__Text excerpt__
/cx_distat

Simple (and stupid) utility to collect statistics for small-sized cluster.

Primary LanguageShell

DistStat

A simple utility for collect CPU/MEM/DISK/NET statistics from small cluster.

distat is designed as a lightweight and standalone tool to collects statistics from cluster. Current statistics include:

  • CPU usage
  • Memory usage
  • Disk read rate (in KB)
  • Disk write rate (in KB)
  • Network read rate (in KB)
  • Network write rate (in KB)

Dependencies

  • ssh: dist currently use ssh to execute command on remote hosts. Also make sure that remote hosts can be login via ssh without password.
  • sar: use to do the stat work. All remote hosts should have sar installed.
  • bash: since dist is written in bash.

Usage

  1. Edit configuration distat-env.sh (optional, maybe default setting is cool for you).
  2. Run distat.

Output

The result files will be in RESULT_DIR. A result file is produced by one of below timings:

  • The size of temporary resutl file(stored in TMP_DIR) reach MAX_FILETIME limit.
  • The time of temporary result file is longer than MAX_FILESIZE(max file open time).
  • A new day come.

The format of the result file is delimited, and the field delimiter is customizable with DELIMITER. A result file may contains lines of statistics. Each line is of format (take DELIMITER=, for example):
TIMESTAMP,HOSTNAME,CPU,MEM,DISK_READ,DISK_WRITE,NET_READ,NET_WRITE
One line for each host at every collect interval.

Configuration

Item Description Default Value
MAX_FILESIZE Max size of result file (in bytes) 1048576 (1M)
MAX_FILETIME Max open time of result file (in seconds) 3153600000 (10 years)
MAX_SEQ Max sequence number of result file (as suffix) 9999
TMP_DIR Temporary directory for intermediate files. tmp
PID_FILE PID_FILE contains pid of running script (for manually killing). tmp/distat.{instanceid}.pid
LOG_DIR Log directory. logs
RESULT_DIR Result file directory. results
SLAVES A list of hosts to collect statistics. localhost
NET_IFACE Net interface device name pattern (regex). bond0
DISK_DEV Disks device name pattern (regex). sd (for SATA disks)
INTERVAL Collecting interval (in seconds). 60 (1 minute)

__Required task 1__
From the DistStat page, retype the stretch from "2. Run distat." through "new day come.".
__Required task 2__
According to the DistStat page, what is the default value of INTERVAL?
__Required task 3__
List every statistic the DistStat page says the utility currently collects.
The records that follow are separate material and do not belong to the DistStat page.

__Extracted data__
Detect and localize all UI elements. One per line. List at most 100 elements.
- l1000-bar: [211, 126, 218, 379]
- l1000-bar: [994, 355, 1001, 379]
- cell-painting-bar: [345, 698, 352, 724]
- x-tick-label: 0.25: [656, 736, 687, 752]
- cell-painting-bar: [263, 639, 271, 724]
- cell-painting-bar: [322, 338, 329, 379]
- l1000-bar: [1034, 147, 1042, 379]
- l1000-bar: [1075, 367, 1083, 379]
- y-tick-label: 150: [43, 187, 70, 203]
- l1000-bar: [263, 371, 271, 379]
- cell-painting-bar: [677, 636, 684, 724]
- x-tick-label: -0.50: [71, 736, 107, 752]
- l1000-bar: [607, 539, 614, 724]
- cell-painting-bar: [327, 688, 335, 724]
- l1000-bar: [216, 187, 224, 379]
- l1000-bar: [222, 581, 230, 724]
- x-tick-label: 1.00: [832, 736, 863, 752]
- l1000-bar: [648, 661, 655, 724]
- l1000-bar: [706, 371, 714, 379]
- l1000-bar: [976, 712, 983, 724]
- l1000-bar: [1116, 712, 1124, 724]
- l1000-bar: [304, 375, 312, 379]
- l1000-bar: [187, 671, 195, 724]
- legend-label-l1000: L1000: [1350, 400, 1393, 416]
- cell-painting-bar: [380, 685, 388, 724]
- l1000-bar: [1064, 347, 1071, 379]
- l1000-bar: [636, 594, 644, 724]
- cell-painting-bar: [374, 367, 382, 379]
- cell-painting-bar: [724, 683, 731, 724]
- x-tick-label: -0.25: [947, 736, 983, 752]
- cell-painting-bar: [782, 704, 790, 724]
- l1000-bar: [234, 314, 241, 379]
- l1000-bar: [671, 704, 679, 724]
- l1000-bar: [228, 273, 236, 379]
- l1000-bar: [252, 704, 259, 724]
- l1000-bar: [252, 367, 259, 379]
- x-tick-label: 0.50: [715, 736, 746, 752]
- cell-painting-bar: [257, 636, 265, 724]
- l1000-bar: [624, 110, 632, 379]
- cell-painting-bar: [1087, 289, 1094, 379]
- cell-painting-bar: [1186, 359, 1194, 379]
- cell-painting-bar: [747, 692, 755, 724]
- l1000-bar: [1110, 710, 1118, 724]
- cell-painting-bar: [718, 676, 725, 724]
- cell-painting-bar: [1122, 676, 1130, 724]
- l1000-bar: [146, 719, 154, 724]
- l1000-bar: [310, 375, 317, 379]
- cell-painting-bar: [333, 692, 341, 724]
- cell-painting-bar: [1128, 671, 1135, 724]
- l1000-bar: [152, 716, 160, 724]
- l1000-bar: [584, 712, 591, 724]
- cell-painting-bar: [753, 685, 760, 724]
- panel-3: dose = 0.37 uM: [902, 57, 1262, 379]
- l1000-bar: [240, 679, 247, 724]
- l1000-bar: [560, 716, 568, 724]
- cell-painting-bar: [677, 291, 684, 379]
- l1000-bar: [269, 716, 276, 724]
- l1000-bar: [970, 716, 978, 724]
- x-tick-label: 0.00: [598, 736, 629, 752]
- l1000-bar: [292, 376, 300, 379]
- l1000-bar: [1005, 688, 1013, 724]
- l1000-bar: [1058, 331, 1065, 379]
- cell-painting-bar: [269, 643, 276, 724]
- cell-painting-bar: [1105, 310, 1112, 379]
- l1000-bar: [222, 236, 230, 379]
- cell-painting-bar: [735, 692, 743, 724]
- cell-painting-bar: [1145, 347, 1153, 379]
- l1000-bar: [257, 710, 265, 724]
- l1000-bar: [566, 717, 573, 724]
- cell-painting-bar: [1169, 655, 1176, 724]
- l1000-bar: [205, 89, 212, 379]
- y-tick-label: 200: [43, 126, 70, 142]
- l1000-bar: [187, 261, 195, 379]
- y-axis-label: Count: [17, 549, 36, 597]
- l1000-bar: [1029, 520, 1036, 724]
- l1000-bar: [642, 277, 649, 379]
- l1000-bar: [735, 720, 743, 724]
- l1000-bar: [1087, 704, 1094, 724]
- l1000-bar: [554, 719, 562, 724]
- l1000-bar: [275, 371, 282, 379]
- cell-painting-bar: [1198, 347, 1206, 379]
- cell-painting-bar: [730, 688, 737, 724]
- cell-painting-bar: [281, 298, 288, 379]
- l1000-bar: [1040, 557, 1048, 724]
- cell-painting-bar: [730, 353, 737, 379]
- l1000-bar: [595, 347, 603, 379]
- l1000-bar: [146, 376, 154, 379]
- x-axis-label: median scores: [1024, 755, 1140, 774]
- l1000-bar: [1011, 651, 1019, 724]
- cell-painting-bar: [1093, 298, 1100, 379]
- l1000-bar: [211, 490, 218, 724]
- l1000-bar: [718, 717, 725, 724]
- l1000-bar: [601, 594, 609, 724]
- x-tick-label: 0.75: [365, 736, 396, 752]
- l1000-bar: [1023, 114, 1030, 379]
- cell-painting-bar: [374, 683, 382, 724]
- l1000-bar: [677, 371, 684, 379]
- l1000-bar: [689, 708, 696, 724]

__Task output 1__
2. Run distat.

Output

The result files will be in RESULT_DIR. A result file is produced by one of below timings:

  • The size of temporary resutl file(stored in TMP_DIR) reach MAX_FILETIME limit.
  • The time of temporary result file is longer than MAX_FILESIZE(max file open time).
  • A new day come.

__Task output 2__
60 seconds (1 minute).

__Task output 3__
CPU usage
Memory usage
Disk read rate (in KB)
Disk write rate (in KB)
Network read rate (in KB)
Network write rate (in KB)